■ **Stored rows**
+---+

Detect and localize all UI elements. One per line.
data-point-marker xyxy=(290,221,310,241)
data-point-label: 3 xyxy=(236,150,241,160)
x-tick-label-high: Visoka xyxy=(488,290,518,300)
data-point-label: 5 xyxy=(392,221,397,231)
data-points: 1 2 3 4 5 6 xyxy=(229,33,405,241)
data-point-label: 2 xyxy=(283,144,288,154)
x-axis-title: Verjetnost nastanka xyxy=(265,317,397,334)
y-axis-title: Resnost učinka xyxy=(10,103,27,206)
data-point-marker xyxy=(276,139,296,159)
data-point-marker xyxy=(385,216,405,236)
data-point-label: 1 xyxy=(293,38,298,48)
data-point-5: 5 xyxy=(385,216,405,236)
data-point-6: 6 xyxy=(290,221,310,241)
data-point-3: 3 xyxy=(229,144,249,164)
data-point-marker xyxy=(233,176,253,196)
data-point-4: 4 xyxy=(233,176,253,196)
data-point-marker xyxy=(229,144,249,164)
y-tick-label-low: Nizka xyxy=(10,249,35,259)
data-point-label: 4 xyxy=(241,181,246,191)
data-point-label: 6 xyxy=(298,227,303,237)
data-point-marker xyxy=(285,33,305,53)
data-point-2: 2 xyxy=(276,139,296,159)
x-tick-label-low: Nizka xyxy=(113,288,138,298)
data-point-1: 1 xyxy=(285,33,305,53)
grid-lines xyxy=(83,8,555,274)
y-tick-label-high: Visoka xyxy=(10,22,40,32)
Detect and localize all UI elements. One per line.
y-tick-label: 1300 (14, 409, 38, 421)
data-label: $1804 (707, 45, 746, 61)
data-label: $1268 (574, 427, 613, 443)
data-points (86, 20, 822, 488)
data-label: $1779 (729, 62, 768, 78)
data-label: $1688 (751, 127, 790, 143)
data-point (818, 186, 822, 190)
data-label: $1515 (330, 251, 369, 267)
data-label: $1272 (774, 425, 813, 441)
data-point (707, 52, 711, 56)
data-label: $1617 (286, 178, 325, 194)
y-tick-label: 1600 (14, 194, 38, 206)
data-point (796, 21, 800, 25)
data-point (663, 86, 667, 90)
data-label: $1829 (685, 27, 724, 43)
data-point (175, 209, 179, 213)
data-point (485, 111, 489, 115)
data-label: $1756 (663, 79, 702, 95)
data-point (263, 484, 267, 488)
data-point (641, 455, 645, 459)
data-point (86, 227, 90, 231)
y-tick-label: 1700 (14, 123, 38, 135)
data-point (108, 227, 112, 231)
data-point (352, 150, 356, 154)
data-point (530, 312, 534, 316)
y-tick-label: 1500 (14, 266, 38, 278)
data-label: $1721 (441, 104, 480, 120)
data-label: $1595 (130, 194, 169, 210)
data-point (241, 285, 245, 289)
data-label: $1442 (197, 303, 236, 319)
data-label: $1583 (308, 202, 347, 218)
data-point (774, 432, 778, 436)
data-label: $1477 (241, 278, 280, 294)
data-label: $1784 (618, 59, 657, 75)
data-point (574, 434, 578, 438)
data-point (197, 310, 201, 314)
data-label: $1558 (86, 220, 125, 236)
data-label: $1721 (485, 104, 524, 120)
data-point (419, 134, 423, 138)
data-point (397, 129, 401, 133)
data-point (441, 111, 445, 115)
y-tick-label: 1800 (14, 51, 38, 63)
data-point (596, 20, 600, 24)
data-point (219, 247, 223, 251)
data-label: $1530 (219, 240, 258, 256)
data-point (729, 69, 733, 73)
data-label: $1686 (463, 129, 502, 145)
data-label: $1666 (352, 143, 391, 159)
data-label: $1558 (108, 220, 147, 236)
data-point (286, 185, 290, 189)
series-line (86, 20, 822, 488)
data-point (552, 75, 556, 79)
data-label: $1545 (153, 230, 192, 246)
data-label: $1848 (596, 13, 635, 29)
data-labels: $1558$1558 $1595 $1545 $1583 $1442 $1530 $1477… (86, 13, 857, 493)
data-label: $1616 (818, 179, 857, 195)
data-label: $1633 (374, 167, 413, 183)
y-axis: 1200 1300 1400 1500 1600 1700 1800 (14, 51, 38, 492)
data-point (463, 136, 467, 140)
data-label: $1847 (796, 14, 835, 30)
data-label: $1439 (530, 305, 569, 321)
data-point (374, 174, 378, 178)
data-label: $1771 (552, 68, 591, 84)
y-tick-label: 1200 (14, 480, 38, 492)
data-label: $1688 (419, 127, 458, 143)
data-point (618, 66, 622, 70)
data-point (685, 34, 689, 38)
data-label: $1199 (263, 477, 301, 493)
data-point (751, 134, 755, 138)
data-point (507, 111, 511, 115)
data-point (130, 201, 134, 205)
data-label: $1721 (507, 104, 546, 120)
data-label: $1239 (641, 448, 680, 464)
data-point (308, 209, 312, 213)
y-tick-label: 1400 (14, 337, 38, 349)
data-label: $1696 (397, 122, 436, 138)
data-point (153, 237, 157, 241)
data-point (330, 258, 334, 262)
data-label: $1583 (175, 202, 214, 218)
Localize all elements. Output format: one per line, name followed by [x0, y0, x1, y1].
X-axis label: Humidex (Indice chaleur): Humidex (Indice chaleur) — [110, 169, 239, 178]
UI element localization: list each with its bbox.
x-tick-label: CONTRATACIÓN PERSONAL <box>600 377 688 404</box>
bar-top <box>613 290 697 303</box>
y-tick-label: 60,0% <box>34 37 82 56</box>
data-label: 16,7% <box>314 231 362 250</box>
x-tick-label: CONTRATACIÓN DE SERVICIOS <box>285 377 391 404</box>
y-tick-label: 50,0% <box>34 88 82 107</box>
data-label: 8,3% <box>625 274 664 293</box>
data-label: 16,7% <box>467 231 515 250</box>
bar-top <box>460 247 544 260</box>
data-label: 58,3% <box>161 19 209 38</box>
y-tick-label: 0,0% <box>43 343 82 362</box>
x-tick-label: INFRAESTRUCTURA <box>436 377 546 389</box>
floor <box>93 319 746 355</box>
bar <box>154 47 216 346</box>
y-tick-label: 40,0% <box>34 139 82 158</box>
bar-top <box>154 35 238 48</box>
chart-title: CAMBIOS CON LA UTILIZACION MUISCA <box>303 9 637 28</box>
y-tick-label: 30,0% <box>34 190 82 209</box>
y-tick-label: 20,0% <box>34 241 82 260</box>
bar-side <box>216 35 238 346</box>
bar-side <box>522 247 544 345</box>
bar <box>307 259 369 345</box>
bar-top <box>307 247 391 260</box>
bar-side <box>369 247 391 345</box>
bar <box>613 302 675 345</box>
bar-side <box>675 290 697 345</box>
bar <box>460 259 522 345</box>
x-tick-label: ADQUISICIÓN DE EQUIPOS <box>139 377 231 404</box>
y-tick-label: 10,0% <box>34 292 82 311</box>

+---+

■ **What to produce**
Report every line in the records above that contains the word "axis", copying each such line in full. Letter case matters.

■ **The solution**
x-axis-title: Verjetnost nastanka xyxy=(265,317,397,334)
y-axis-title: Resnost učinka xyxy=(10,103,27,206)
y-axis: 1200 1300 1400 1500 1600 1700 1800 (14, 51, 38, 492)
X-axis label: Humidex (Indice chaleur): Humidex (Indice chaleur) — [110, 169, 239, 178]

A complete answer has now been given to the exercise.